Reproduce the records below, switching "bounding boxes" to "coordinate boxes" and leaving everything else unchanged. Leave the pictures out of your answer.

start Entries supplied

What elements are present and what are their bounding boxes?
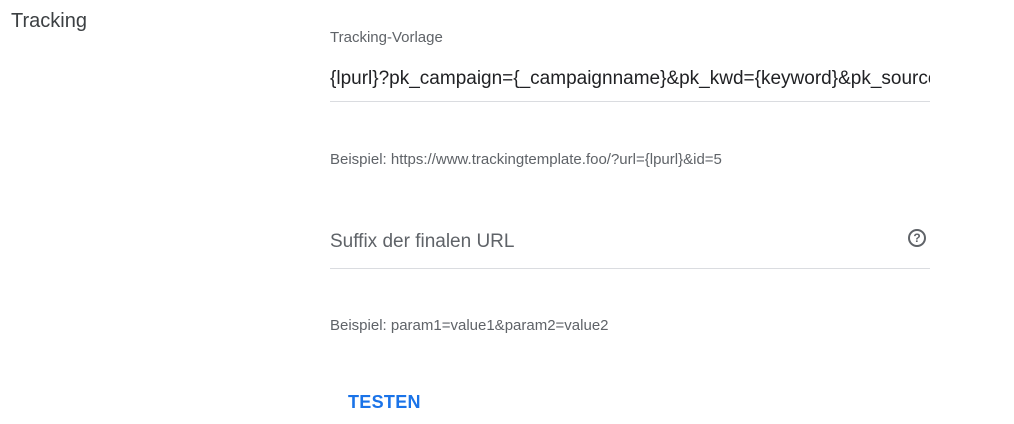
test-button[interactable]: TESTEN xyxy=(340,388,429,417)
final-url-suffix-field[interactable]: ? xyxy=(330,222,930,269)
section-title: Tracking xyxy=(11,10,87,32)
tracking-template-label: Tracking-Vorlage xyxy=(330,29,443,46)
tracking-template-field[interactable]: Tracking-Vorlage {lpurl}?pk_campaign={_c… xyxy=(330,29,930,102)
tracking-template-helper: Beispiel: https://www.trackingtemplate.f… xyxy=(330,151,722,168)
tracking-template-input[interactable]: {lpurl}?pk_campaign={_campaignname}&pk_k… xyxy=(330,68,930,90)
final-url-suffix-input[interactable] xyxy=(330,228,890,256)
final-url-suffix-helper: Beispiel: param1=value1&param2=value2 xyxy=(330,317,609,334)
help-circle-icon[interactable]: ? xyxy=(908,229,926,247)
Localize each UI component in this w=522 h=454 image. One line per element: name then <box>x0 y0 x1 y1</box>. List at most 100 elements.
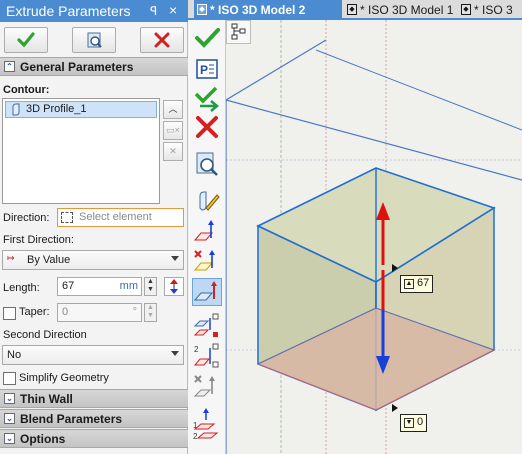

end Entries supplied

[The response]
What elements are present and what are their coordinate boxes?
test-button[interactable]: TESTEN xyxy=(340,388,429,417)
final-url-suffix-field[interactable]: ? xyxy=(330,222,930,269)
section-title: Tracking xyxy=(11,10,87,32)
tracking-template-label: Tracking-Vorlage xyxy=(330,29,443,46)
tracking-template-field[interactable]: Tracking-Vorlage {lpurl}?pk_campaign={_c… xyxy=(330,29,930,102)
tracking-template-helper: Beispiel: https://www.trackingtemplate.f… xyxy=(330,151,722,168)
tracking-template-input[interactable]: {lpurl}?pk_campaign={_campaignname}&pk_k… xyxy=(330,68,930,90)
final-url-suffix-input[interactable] xyxy=(330,228,890,256)
final-url-suffix-helper: Beispiel: param1=value1&param2=value2 xyxy=(330,317,609,334)
help-circle-icon[interactable]: ? xyxy=(908,229,926,247)
Localize each UI component in this w=522 h=454 image. One line per element: name then <box>x0 y0 x1 y1</box>. List at most 100 elements.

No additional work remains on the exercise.